==== Supplied text

The 9th Armoured Division () is a division of the Syrian Army, established after 1970.

Combat history
As the 9th Infantry Division, it was heavily engaged during the 1973 October War, and in the Valley of Tears.

In April 1976, it was announced by Kamal Junblatt, leader of the Lebanese National Movement, that the 91st Armoured Brigade had entered Lebanon. This was in addition to other Syrian forces that had entered previously.

The 9th Armored Division served in the 1991 Gulf War as the Arab Joint Forces Command North reserve and saw little action.

In 2001 Richard Bennett estimated that its brigades included the 43rd and 91st Armored Brigades and the 52nd Mechanized Brigade. He wrote that it was part of the 1st Corps, which covered from Golan Heights, the fortified zone and south to Der'a near the Jordanian border.

The 52nd Armored Brigade was reported in Der'aa in southern Syria in May 2013.

During the Syrian Civil War it has been involved in the following engagements:
Idlib Governorate clashes (June 2012–April 2013)

========
==== Raw data

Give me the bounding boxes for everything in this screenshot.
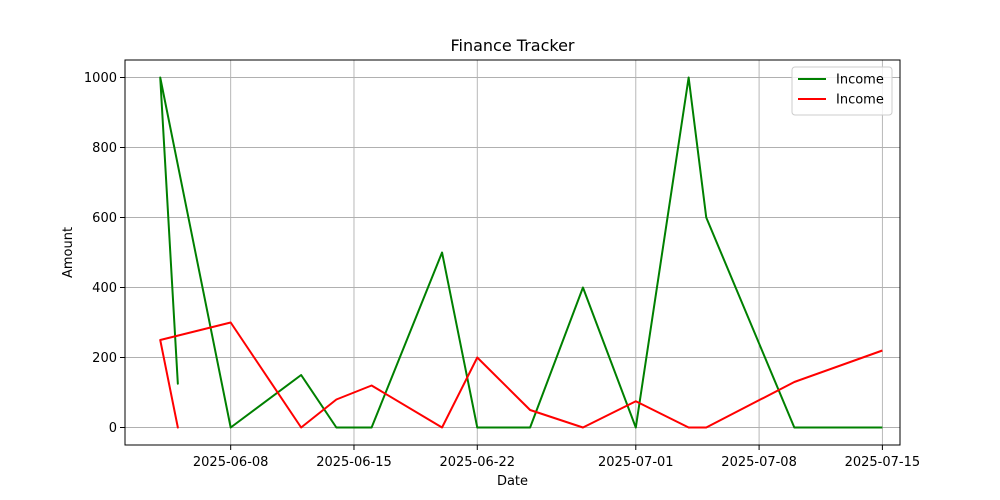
data-point — [529, 409, 531, 411]
y-axis-title: Amount — [61, 227, 76, 278]
data-point — [793, 427, 795, 429]
data-point — [371, 427, 373, 429]
data-point — [793, 381, 795, 383]
data-point — [159, 77, 161, 79]
data-point — [371, 385, 373, 387]
y-tick-label: 800 — [92, 141, 117, 156]
data-point — [881, 350, 883, 352]
x-tick-label: 2025-06-15 — [316, 455, 392, 470]
y-tick-label: 400 — [92, 281, 117, 296]
chart-title: Finance Tracker — [450, 36, 574, 55]
data-point — [635, 400, 637, 402]
data-point — [476, 357, 478, 359]
data-point — [705, 427, 707, 429]
legend-label: Income — [836, 73, 884, 88]
axis-ticks: 2025-06-08 2025-06-15 2025-06-22 2025-07-01… — [84, 71, 920, 470]
data-point — [441, 427, 443, 429]
data-point — [230, 322, 232, 324]
data-point — [335, 427, 337, 429]
x-tick-label: 2025-07-15 — [845, 455, 921, 470]
series-line-1 — [159, 76, 883, 429]
data-point — [881, 427, 883, 429]
legend: Income Income — [791, 66, 893, 116]
series-line-2 — [159, 321, 883, 429]
data-point — [441, 252, 443, 254]
data-point — [159, 339, 161, 341]
legend-label: Income — [836, 93, 884, 108]
series-lines — [159, 76, 883, 429]
y-tick-label: 1000 — [84, 71, 117, 86]
data-point — [300, 374, 302, 376]
x-axis-title: Date — [497, 474, 528, 489]
data-point — [529, 427, 531, 429]
x-tick-label: 2025-07-08 — [721, 455, 797, 470]
data-point — [688, 427, 690, 429]
y-tick-label: 600 — [92, 211, 117, 226]
data-point — [230, 427, 232, 429]
y-tick-label: 0 — [109, 421, 117, 436]
data-point — [335, 399, 337, 401]
plot-area-frame — [124, 59, 901, 446]
data-point — [300, 427, 302, 429]
data-point — [582, 427, 584, 429]
x-tick-label: 2025-06-08 — [193, 455, 269, 470]
data-point — [688, 77, 690, 79]
data-point — [177, 427, 179, 429]
x-tick-label: 2025-07-01 — [598, 455, 674, 470]
data-point — [177, 383, 179, 385]
y-tick-label: 200 — [92, 351, 117, 366]
data-point — [476, 427, 478, 429]
x-tick-label: 2025-06-22 — [439, 455, 515, 470]
data-point — [705, 217, 707, 219]
data-point — [582, 287, 584, 289]
data-point — [635, 427, 637, 429]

========

> [To be done]:
1/ In the article on the 9th Armoured Division, what role did the division fill in the 1991 Gulf War?
2/ Extend the article on the 9th Armoured Division beyond its final line.
The rows come from a separate source.

> [The responses]:
1/ It served as the Arab Joint Forces Command North reserve and saw little action.

2/
2015 Southern Syria offensive (February–March 2015)
Daraa and As-Suwayda offensive (June 2015) (9–15 June 2015)

It was reported in October 2015 that "Syrian armed opposition factions seized the strategic Tel Ahmar in the northern countryside of Quneitra on Saturday, following violent clashes with regime forces. ..The capture of Tel Ahmar comes days after opposition factions seized the Fourth Division of the Syrian army’s Brigade 91 in the same offensive, which aims to break the siege on Western Ghouta."

Battle of Harasta (2017–2018)
2021 Daraa offensive (29 July–5 September 2021)

References

Further reading
Laffin, John (1985) [1982]. Arab Armies of the Middle East Wars 1948-73. Osprey Publishing Ltd. .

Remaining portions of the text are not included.